Copy the rows word for word, starting at the row that contains "value-label: -0.3 [603,67,627,83]" and going through the last row, with both ends included.

[Rows from a dataset]
..........

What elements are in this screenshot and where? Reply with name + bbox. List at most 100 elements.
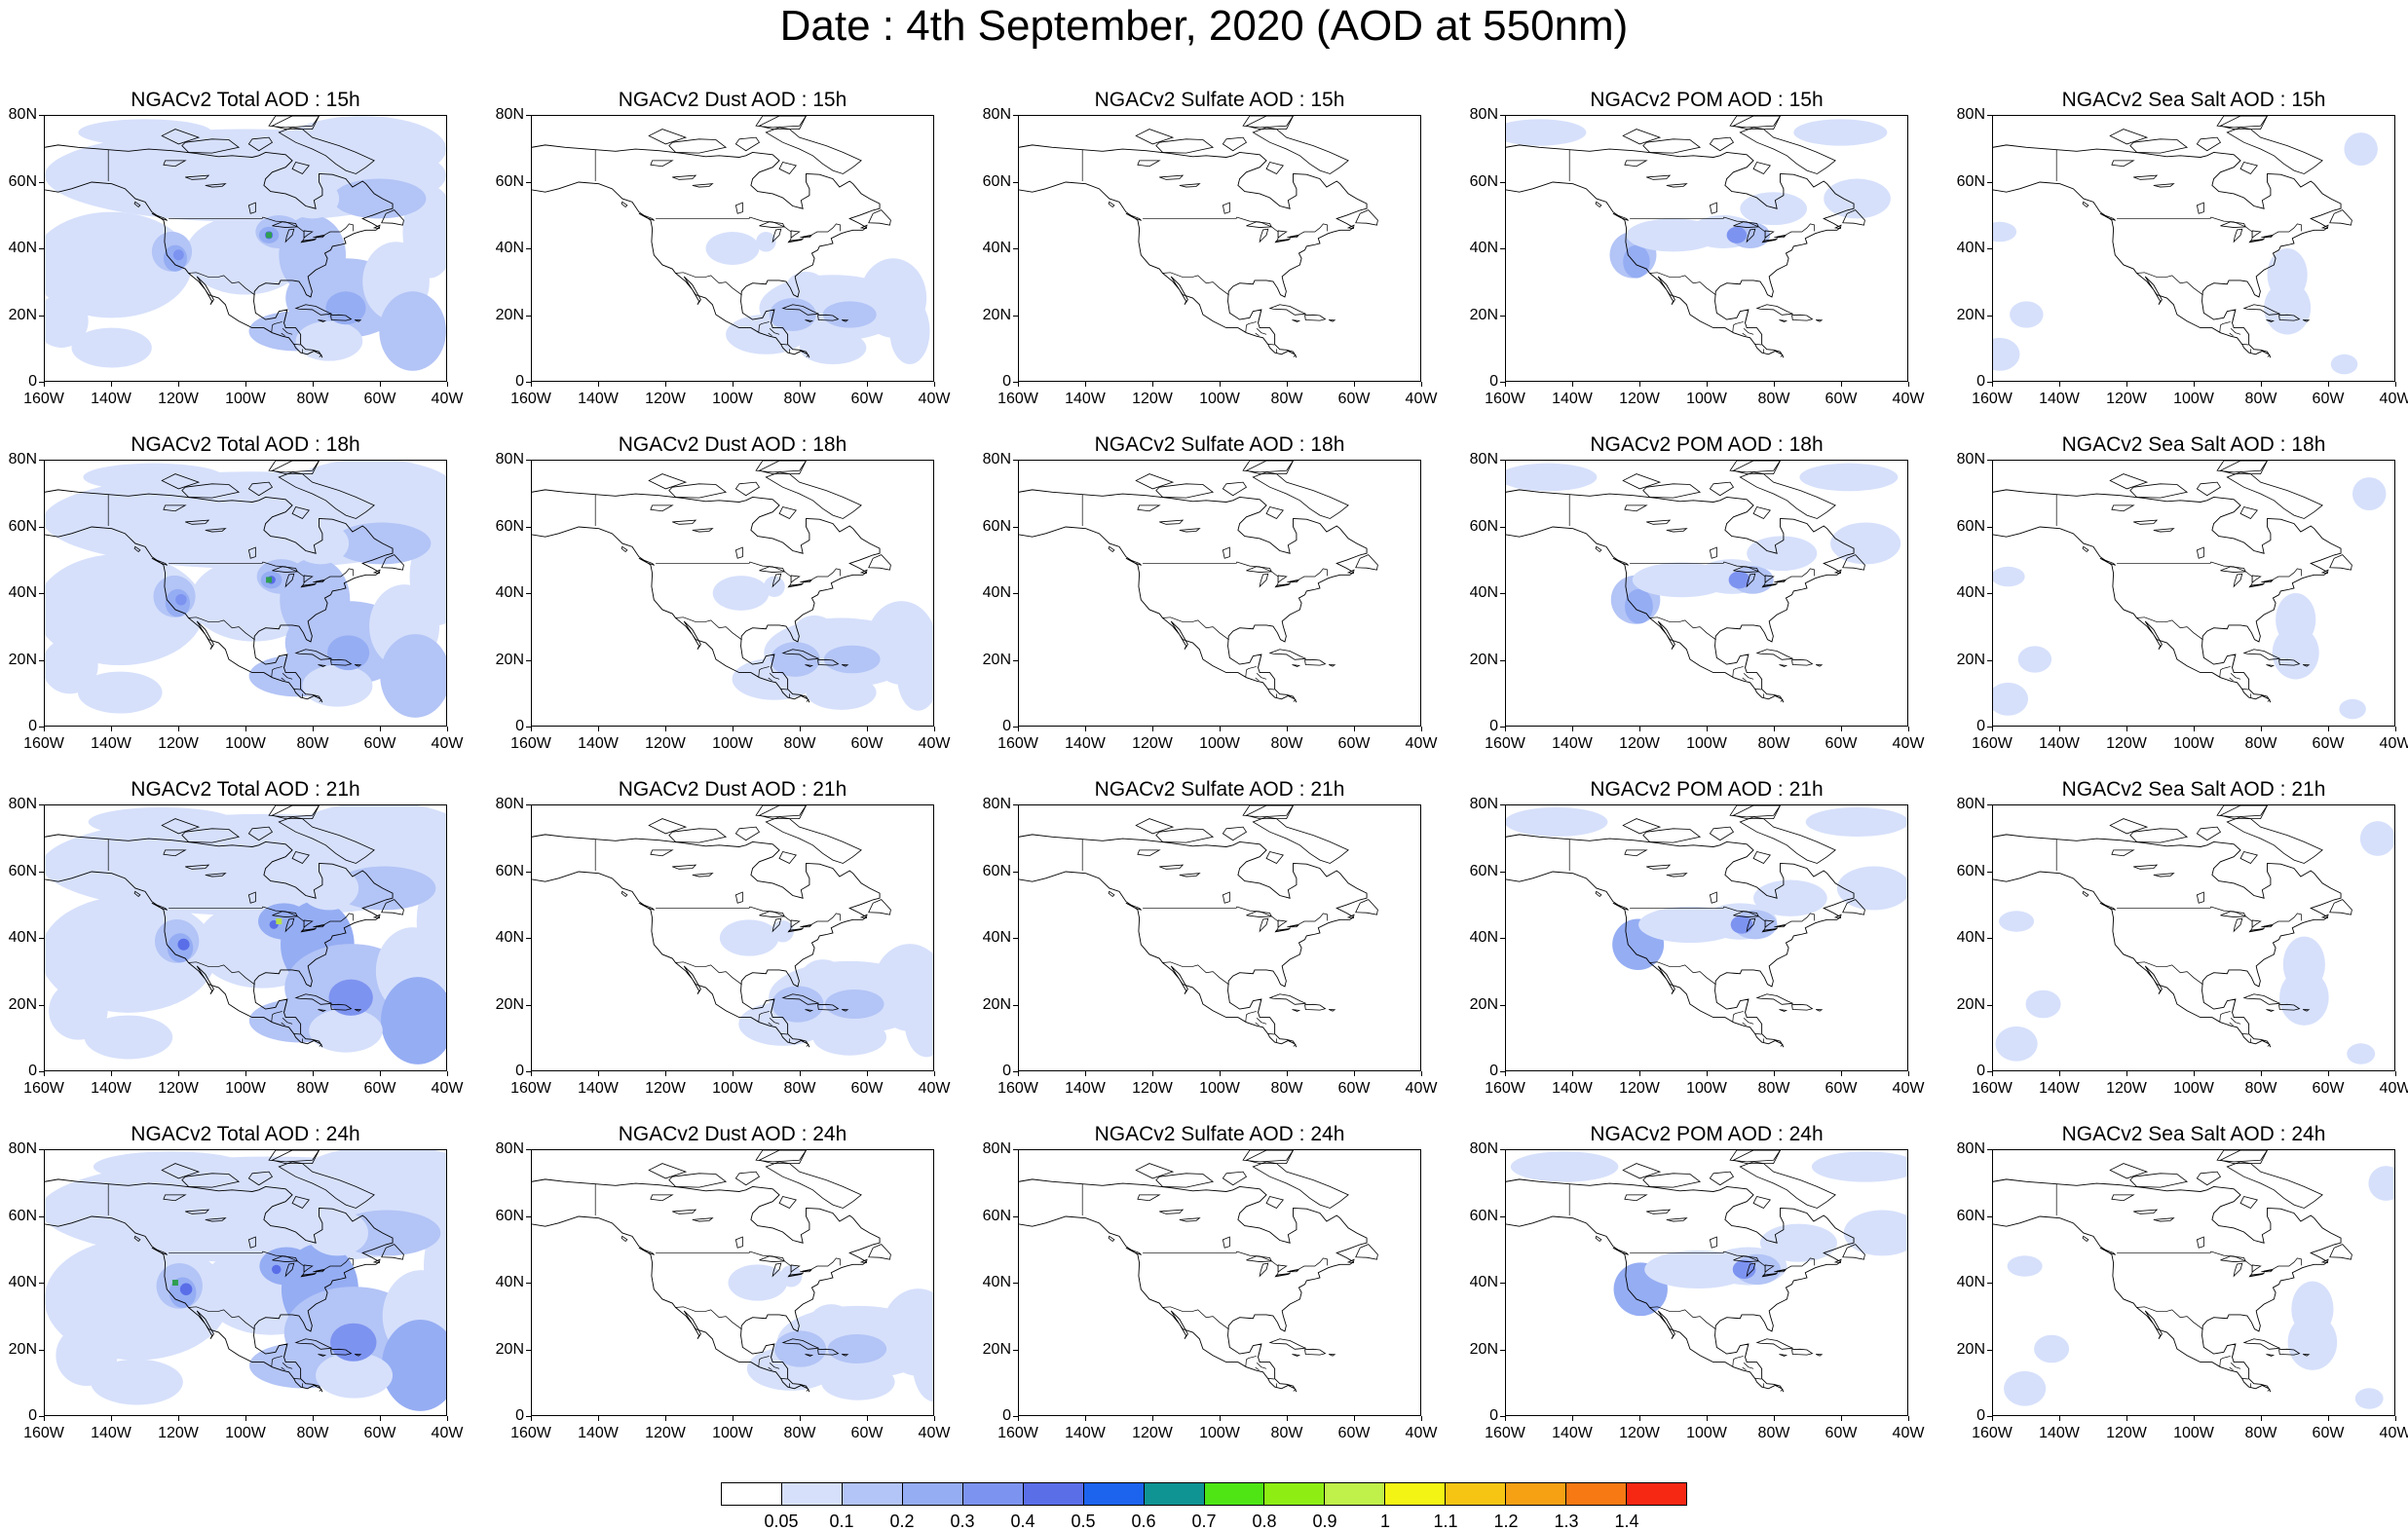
coastline xyxy=(271,116,320,130)
coastline xyxy=(1622,818,1662,835)
coastline xyxy=(2242,1338,2280,1350)
coastline xyxy=(1779,1354,1788,1357)
aod-region xyxy=(896,641,933,711)
coastline xyxy=(1642,1173,1702,1188)
coastline xyxy=(2239,162,2258,174)
coastline xyxy=(1622,473,1662,490)
coastline xyxy=(2099,1247,2116,1255)
coastline xyxy=(355,1354,362,1357)
panel-title: NGACv2 Sea Salt AOD : 18h xyxy=(2061,433,2326,456)
country-border xyxy=(1743,1018,1754,1025)
x-tick-label: 80W xyxy=(1270,735,1303,752)
coastline xyxy=(355,664,362,667)
coastline xyxy=(2233,228,2243,243)
x-tick-label: 140W xyxy=(1065,391,1106,407)
country-border xyxy=(2232,998,2237,1013)
coastline xyxy=(2219,805,2268,819)
y-tick xyxy=(1987,1149,1992,1150)
x-tick-label: 120W xyxy=(158,391,199,407)
y-tick xyxy=(39,1071,44,1072)
coastline xyxy=(800,579,812,583)
aod-region xyxy=(1793,119,1888,146)
aod-region xyxy=(1506,119,1587,146)
country-border xyxy=(1742,1366,1747,1371)
coastline xyxy=(2129,1173,2189,1188)
y-tick xyxy=(526,181,531,183)
y-tick xyxy=(526,871,531,873)
panel-title: NGACv2 Dust AOD : 24h xyxy=(618,1123,847,1145)
coastline xyxy=(318,319,327,322)
coastline xyxy=(133,1235,141,1243)
coastline xyxy=(1816,1009,1824,1012)
country-border xyxy=(281,677,285,682)
coastline xyxy=(205,873,227,878)
aod-region xyxy=(1732,1259,1756,1280)
y-tick xyxy=(1987,659,1992,661)
coastline xyxy=(2226,471,2323,519)
coastline xyxy=(1135,1163,1175,1179)
y-tick-label: 60N xyxy=(1956,172,1985,190)
y-tick xyxy=(1500,1283,1505,1284)
y-tick-label: 0 xyxy=(1976,718,1985,734)
aod-region xyxy=(774,1330,827,1367)
country-border xyxy=(2241,1032,2249,1035)
coastline xyxy=(2242,649,2280,660)
coastline xyxy=(2216,461,2269,473)
country-border xyxy=(2219,1356,2231,1367)
coastline xyxy=(771,228,782,243)
coastline xyxy=(163,849,187,857)
coastline xyxy=(284,917,295,933)
coastline xyxy=(2226,1161,2323,1209)
x-tick-label: 120W xyxy=(645,1425,686,1441)
y-tick-label: 20N xyxy=(1956,306,1985,323)
coastline xyxy=(2196,1171,2222,1186)
y-tick-label: 40N xyxy=(1956,1274,1985,1290)
country-border xyxy=(1267,1032,1275,1035)
coastline xyxy=(1159,174,1185,180)
country-border xyxy=(1256,328,1267,335)
y-tick-label: 20N xyxy=(8,995,37,1013)
coastline xyxy=(161,1163,201,1179)
country-border xyxy=(1293,354,1297,357)
aod-map xyxy=(1992,1149,2395,1416)
coastline xyxy=(2233,917,2243,933)
y-tick-label: 20N xyxy=(1469,651,1498,668)
coastline xyxy=(300,583,317,588)
x-tick-label: 80W xyxy=(2244,391,2277,407)
coastline xyxy=(2109,473,2149,490)
aod-region xyxy=(295,320,363,361)
y-tick xyxy=(1987,804,1992,805)
map-panel: NGACv2 Dust AOD : 18h 80N 60N 40N 20N 0 160W 14… xyxy=(487,432,951,778)
x-tick-label: 60W xyxy=(363,735,396,752)
coastline xyxy=(1612,902,1629,911)
coastline xyxy=(1709,202,1717,214)
coastline xyxy=(1108,890,1115,898)
coastline xyxy=(291,506,310,519)
coastline xyxy=(2099,557,2116,566)
coastline xyxy=(284,573,295,588)
coastline xyxy=(278,127,375,174)
coastline xyxy=(1265,162,1284,174)
coastline xyxy=(650,160,674,168)
y-tick-label: 40N xyxy=(8,1274,37,1290)
x-tick-label: 160W xyxy=(23,735,64,752)
coastline xyxy=(1274,928,1291,933)
coastline xyxy=(1646,519,1672,525)
coastline xyxy=(621,1235,628,1243)
country-border xyxy=(1754,1032,1762,1035)
x-tick xyxy=(665,382,666,387)
aod-region xyxy=(1805,806,1907,837)
x-tick xyxy=(2194,727,2195,731)
country-border xyxy=(2219,1011,2231,1023)
x-tick-label: 120W xyxy=(158,1080,199,1097)
country-border xyxy=(1732,1356,1744,1367)
x-tick xyxy=(178,1416,179,1421)
coastline xyxy=(2251,919,2262,928)
y-tick xyxy=(1987,181,1992,183)
y-tick xyxy=(1013,593,1018,594)
x-tick xyxy=(1707,1071,1708,1076)
y-tick xyxy=(526,1215,531,1217)
x-tick-label: 160W xyxy=(510,1080,551,1097)
x-tick xyxy=(1354,1416,1355,1421)
map-canvas xyxy=(45,805,446,1064)
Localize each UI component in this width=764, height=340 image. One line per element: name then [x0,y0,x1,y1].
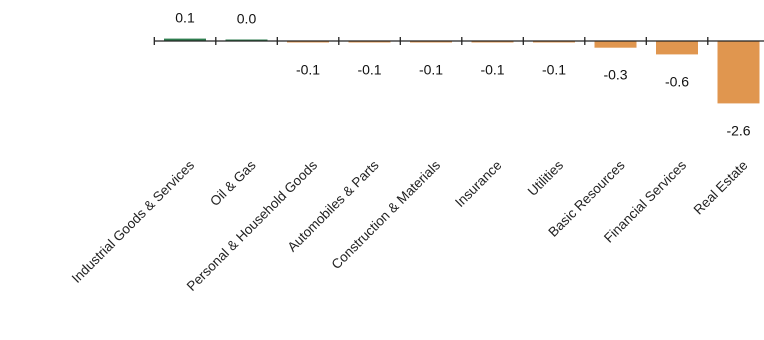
value-label: -0.3 [603,67,627,83]
category-label: Industrial Goods & Services [69,157,198,286]
category-label: Oil & Gas [207,157,259,209]
bar [471,41,514,43]
bar [656,41,698,55]
bar [287,41,329,43]
category-label: Real Estate [691,158,751,218]
bar [410,41,452,43]
bar [594,41,637,48]
value-label: -0.1 [419,62,443,78]
bar [225,39,268,41]
value-label: -0.1 [542,62,566,78]
bar [164,38,206,41]
category-label: Construction & Materials [329,157,444,272]
value-labels: 0.1 0.0 -0.1 -0.1 -0.1 -0.1 -0.1 -0.3 -0.6 -2.6 [175,10,751,139]
value-label: -0.1 [357,62,381,78]
bars-group [164,38,760,104]
bar [717,41,760,104]
value-label: 0.1 [175,10,195,26]
bar [348,41,391,43]
value-label: -2.6 [726,122,750,138]
bar [533,41,575,43]
value-label: 0.0 [237,11,257,27]
axis-ticks [153,37,709,45]
category-label: Personal & Household Goods [184,157,321,294]
category-label: Insurance [452,158,505,211]
value-label: -0.1 [296,62,320,78]
value-label: -0.1 [480,62,504,78]
value-label: -0.6 [665,73,689,89]
category-labels: Industrial Goods & Services Oil & GasPers… [69,157,751,294]
category-label: Utilities [525,157,567,199]
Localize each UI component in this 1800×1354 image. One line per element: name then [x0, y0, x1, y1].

..........

- EXPECTED ANSWER
value-label: -0.3 [603,67,627,83]
category-label: Industrial Goods & Services [69,157,198,286]
category-label: Oil & Gas [207,157,259,209]
bar [471,41,514,43]
bar [656,41,698,55]
bar [287,41,329,43]
category-label: Real Estate [691,158,751,218]
bar [410,41,452,43]
bar [594,41,637,48]
value-label: -0.1 [419,62,443,78]
bar [225,39,268,41]
value-label: -0.1 [542,62,566,78]
bar [164,38,206,41]
category-label: Construction & Materials [329,157,444,272]
value-labels: 0.1 0.0 -0.1 -0.1 -0.1 -0.1 -0.1 -0.3 -0.6 -2.6 [175,10,751,139]
value-label: -0.1 [357,62,381,78]
bars-group [164,38,760,104]
bar [717,41,760,104]
value-label: 0.1 [175,10,195,26]
bar [348,41,391,43]
value-label: -2.6 [726,122,750,138]
bar [533,41,575,43]
value-label: 0.0 [237,11,257,27]
axis-ticks [153,37,709,45]
category-label: Personal & Household Goods [184,157,321,294]
category-label: Insurance [452,158,505,211]
value-label: -0.1 [296,62,320,78]
value-label: -0.1 [480,62,504,78]
value-label: -0.6 [665,73,689,89]
category-labels: Industrial Goods & Services Oil & GasPers… [69,157,751,294]
category-label: Utilities [525,157,567,199]
Localize each UI component in this 1800×1354 image. One line per element: name then [x0, y0, x1, y1].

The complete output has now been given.